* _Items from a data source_
━━━━━━━━━━━━━━━━━━━━━━━━━━━━━━
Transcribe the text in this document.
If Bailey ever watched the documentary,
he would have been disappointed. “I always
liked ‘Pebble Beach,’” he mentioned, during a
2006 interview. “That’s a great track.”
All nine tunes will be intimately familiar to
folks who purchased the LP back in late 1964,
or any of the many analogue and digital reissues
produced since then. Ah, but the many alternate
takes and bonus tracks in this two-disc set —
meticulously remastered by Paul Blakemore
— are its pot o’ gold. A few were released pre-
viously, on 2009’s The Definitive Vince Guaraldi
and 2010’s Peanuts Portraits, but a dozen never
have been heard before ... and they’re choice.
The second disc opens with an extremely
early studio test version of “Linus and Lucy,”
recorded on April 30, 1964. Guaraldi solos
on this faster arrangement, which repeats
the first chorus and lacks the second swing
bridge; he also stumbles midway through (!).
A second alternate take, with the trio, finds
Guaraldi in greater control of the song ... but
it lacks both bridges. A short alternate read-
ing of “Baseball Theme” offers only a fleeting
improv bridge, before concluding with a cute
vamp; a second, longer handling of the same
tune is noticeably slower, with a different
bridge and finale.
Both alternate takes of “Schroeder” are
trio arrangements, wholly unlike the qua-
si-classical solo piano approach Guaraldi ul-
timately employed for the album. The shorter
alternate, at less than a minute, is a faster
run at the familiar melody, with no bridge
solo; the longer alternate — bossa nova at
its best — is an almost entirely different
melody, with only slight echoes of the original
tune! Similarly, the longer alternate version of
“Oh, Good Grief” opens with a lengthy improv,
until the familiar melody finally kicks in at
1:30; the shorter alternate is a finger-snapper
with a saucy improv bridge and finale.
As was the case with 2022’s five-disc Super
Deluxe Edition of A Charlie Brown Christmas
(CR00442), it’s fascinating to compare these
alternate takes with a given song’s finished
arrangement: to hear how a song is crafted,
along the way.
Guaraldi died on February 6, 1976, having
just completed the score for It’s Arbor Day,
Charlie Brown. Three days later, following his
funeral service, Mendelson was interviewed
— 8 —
━━━━━━━━━━━━━━━━━━━━━━━━━━━━━━
* _Objective_
Every record above should be output exactly.

* _Answer for the task_
Transcribe the text in this document.
If Bailey ever watched the documentary,
he would have been disappointed. “I always
liked ‘Pebble Beach,’” he mentioned, during a
2006 interview. “That’s a great track.”
All nine tunes will be intimately familiar to
folks who purchased the LP back in late 1964,
or any of the many analogue and digital reissues
produced since then. Ah, but the many alternate
takes and bonus tracks in this two-disc set —
meticulously remastered by Paul Blakemore
— are its pot o’ gold. A few were released pre-
viously, on 2009’s The Definitive Vince Guaraldi
and 2010’s Peanuts Portraits, but a dozen never
have been heard before ... and they’re choice.
The second disc opens with an extremely
early studio test version of “Linus and Lucy,”
recorded on April 30, 1964. Guaraldi solos
on this faster arrangement, which repeats
the first chorus and lacks the second swing
bridge; he also stumbles midway through (!).
A second alternate take, with the trio, finds
Guaraldi in greater control of the song ... but
it lacks both bridges. A short alternate read-
ing of “Baseball Theme” offers only a fleeting
improv bridge, before concluding with a cute
vamp; a second, longer handling of the same
tune is noticeably slower, with a different
bridge and finale.
Both alternate takes of “Schroeder” are
trio arrangements, wholly unlike the qua-
si-classical solo piano approach Guaraldi ul-
timately employed for the album. The shorter
alternate, at less than a minute, is a faster
run at the familiar melody, with no bridge
solo; the longer alternate — bossa nova at
its best — is an almost entirely different
melody, with only slight echoes of the original
tune! Similarly, the longer alternate version of
“Oh, Good Grief” opens with a lengthy improv,
until the familiar melody finally kicks in at
1:30; the shorter alternate is a finger-snapper
with a saucy improv bridge and finale.
As was the case with 2022’s five-disc Super
Deluxe Edition of A Charlie Brown Christmas
(CR00442), it’s fascinating to compare these
alternate takes with a given song’s finished
arrangement: to hear how a song is crafted,
along the way.
Guaraldi died on February 6, 1976, having
just completed the score for It’s Arbor Day,
Charlie Brown. Three days later, following his
funeral service, Mendelson was interviewed
— 8 —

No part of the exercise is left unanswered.